— START OF PROVIDED RECORDS —
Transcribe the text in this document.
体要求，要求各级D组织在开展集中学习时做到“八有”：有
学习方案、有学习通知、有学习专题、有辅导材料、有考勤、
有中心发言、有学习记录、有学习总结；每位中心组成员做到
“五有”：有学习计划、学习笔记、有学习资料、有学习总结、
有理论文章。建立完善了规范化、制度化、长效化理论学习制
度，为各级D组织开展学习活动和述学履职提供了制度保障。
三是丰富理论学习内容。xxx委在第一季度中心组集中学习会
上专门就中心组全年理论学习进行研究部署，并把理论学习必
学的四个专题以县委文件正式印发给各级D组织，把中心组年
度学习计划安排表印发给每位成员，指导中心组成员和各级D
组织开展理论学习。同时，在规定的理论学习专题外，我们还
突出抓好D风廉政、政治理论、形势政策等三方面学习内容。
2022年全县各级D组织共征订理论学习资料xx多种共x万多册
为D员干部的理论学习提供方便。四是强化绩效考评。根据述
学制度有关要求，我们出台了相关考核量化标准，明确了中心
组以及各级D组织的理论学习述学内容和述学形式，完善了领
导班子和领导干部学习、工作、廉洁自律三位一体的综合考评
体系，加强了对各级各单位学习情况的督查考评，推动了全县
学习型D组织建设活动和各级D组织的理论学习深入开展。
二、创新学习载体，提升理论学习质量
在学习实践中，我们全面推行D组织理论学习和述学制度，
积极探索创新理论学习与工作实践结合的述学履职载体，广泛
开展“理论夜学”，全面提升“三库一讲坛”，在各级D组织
— END OF PROVIDED RECORDS —
• **GIVEN REQUEST**
Make a copy of each line that contains the string "有学习总结".

• **OUTPUT OF THE TASK**
有中心发言、有学习记录、有学习总结；每位中心组成员做到
“五有”：有学习计划、学习笔记、有学习资料、有学习总结、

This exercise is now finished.